* _WHAT YOU SHOULD DO_: Set all the material down again unchanged, without the pictures.

— start DATASET CONTENT —

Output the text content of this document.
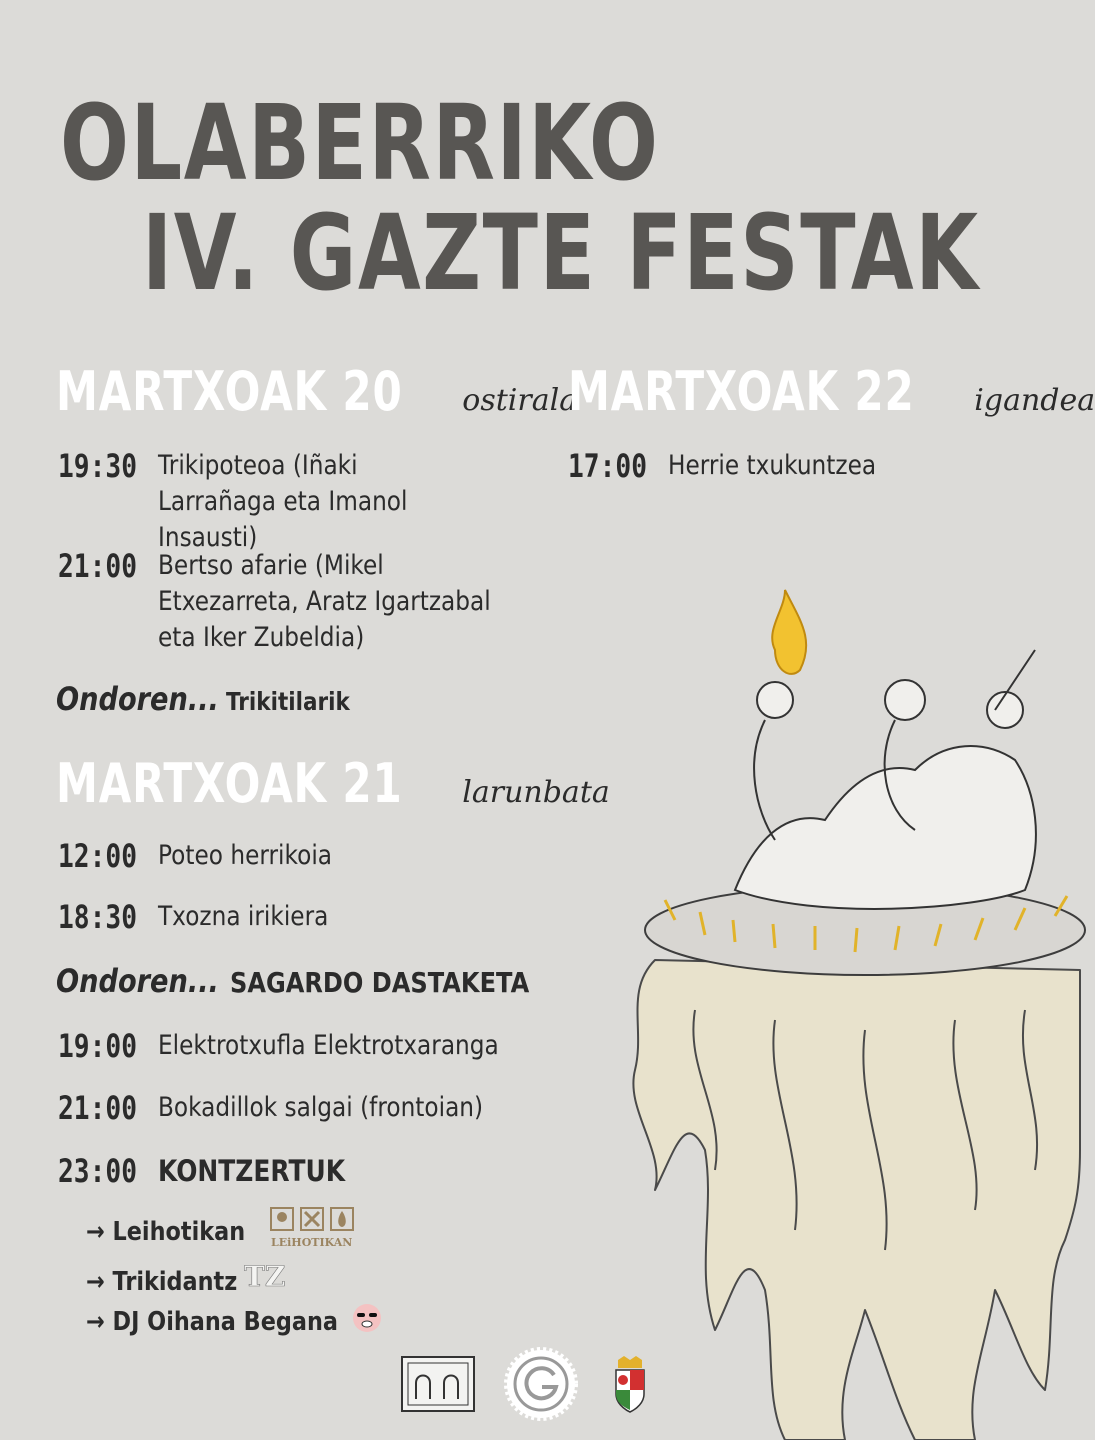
OLABERRIKO
IV. GAZTE FESTAK
MARTXOAK 20 ostirala
19:30 Trikipoteoa (Iñaki Larrañaga eta Imanol Insausti)
21:00 Bertso afarie (Mikel Etxezarreta, Aratz Igartzabal eta Iker Zubeldia)
Ondoren... Trikitilarik
MARTXOAK 21 larunbata
12:00 Poteo herrikoia
18:30 Txozna irikiera
Ondoren... SAGARDO DASTAKETA
19:00 Elektrotxufla Elektrotxaranga
21:00 Bokadillok salgai (frontoian)
23:00 KONTZERTUK
→ Leihotikan LEiHOTIKAN
→ Trikidantz TZ
→ DJ Oihana Begana
MARTXOAK 22 igandea
17:00 Herrie txukuntzea
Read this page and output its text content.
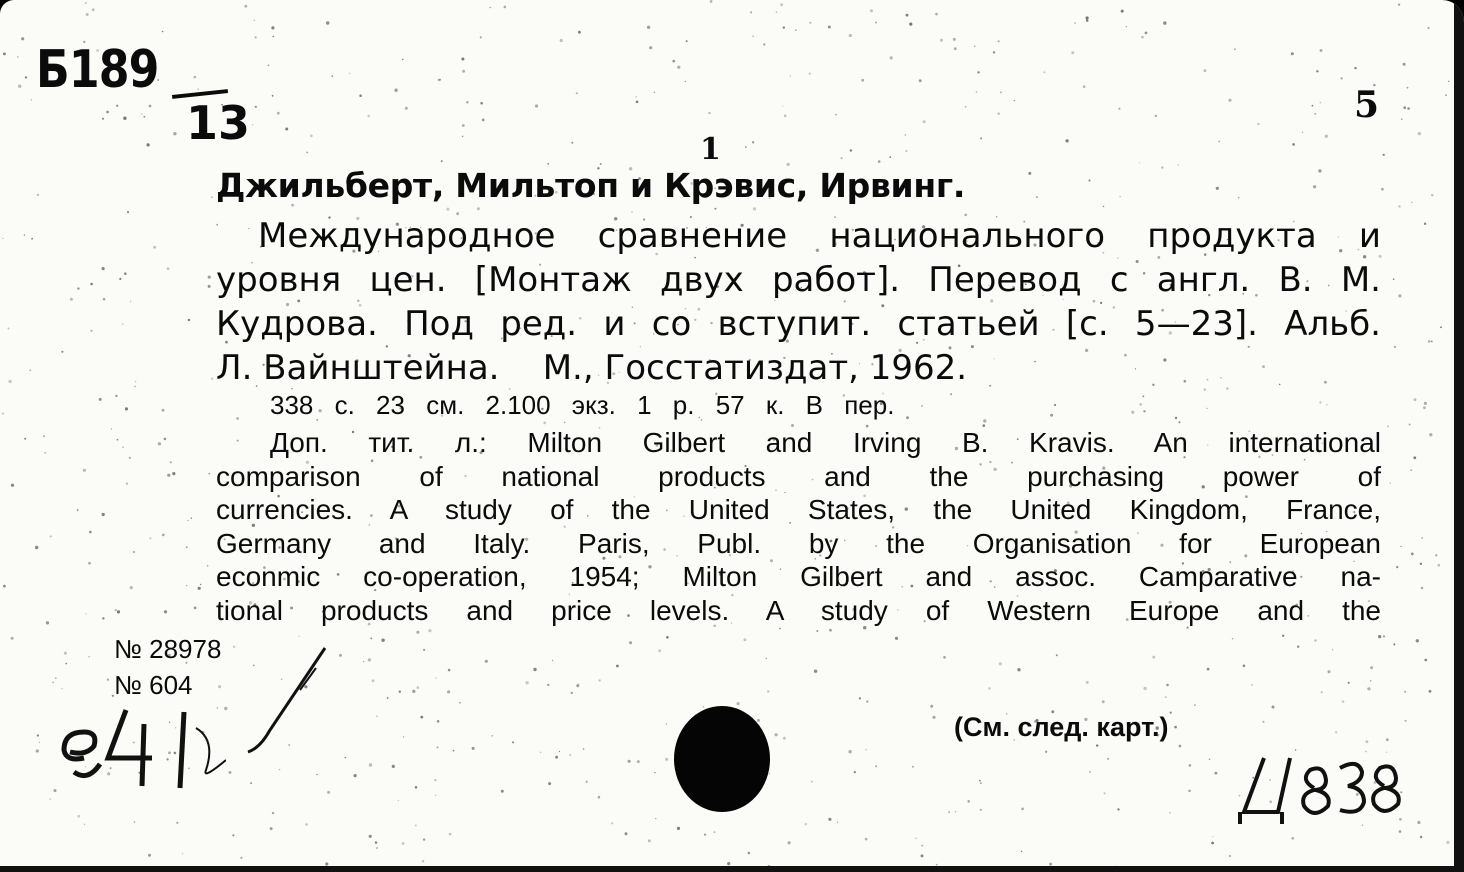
Б189
13	5
1
Джильберт, Мильтоп и Крэвис, Ирвинг.
Международное сравнение национального продукта и
уровня цен. [Монтаж двух работ]. Перевод с англ. В. М.
Кудрова. Под ред. и со вступит. статьей [с. 5—23]. Альб.
Л. Вайнштейна.    М., Госстатиздат, 1962.
338 с. 23 см. 2.100 экз. 1 р. 57 к. В пер.
Доп. тит. л.: Milton Gilbert and Irving B. Kravis. An international
comparison of national products and the purchasing power of
currencies. A study of the United States, the United Kingdom, France,
Germany and Italy. Paris, Publ. by the Organisation for European
econmic co-operation, 1954; Milton Gilbert and assoc. Camparative na-
tional products and price levels. A study of Western Europe and the
№ 28978
№ 604
(См. след. карт.)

— end DATASET CONTENT —

* _TASK RESULT_:
Output the text content of this document.
OLABERRIKO
IV. GAZTE FESTAK
MARTXOAK 20 ostirala
19:30 Trikipoteoa (Iñaki Larrañaga eta Imanol Insausti)
21:00 Bertso afarie (Mikel Etxezarreta, Aratz Igartzabal eta Iker Zubeldia)
Ondoren... Trikitilarik
MARTXOAK 21 larunbata
12:00 Poteo herrikoia
18:30 Txozna irikiera
Ondoren... SAGARDO DASTAKETA
19:00 Elektrotxufla Elektrotxaranga
21:00 Bokadillok salgai (frontoian)
23:00 KONTZERTUK
→ Leihotikan LEiHOTIKAN
→ Trikidantz TZ
→ DJ Oihana Begana
MARTXOAK 22 igandea
17:00 Herrie txukuntzea
Read this page and output its text content.
Б189
13	5
1
Джильберт, Мильтоп и Крэвис, Ирвинг.
Международное сравнение национального продукта и
уровня цен. [Монтаж двух работ]. Перевод с англ. В. М.
Кудрова. Под ред. и со вступит. статьей [с. 5—23]. Альб.
Л. Вайнштейна.    М., Госстатиздат, 1962.
338 с. 23 см. 2.100 экз. 1 р. 57 к. В пер.
Доп. тит. л.: Milton Gilbert and Irving B. Kravis. An international
comparison of national products and the purchasing power of
currencies. A study of the United States, the United Kingdom, France,
Germany and Italy. Paris, Publ. by the Organisation for European
econmic co-operation, 1954; Milton Gilbert and assoc. Camparative na-
tional products and price levels. A study of Western Europe and the
№ 28978
№ 604
(См. след. карт.)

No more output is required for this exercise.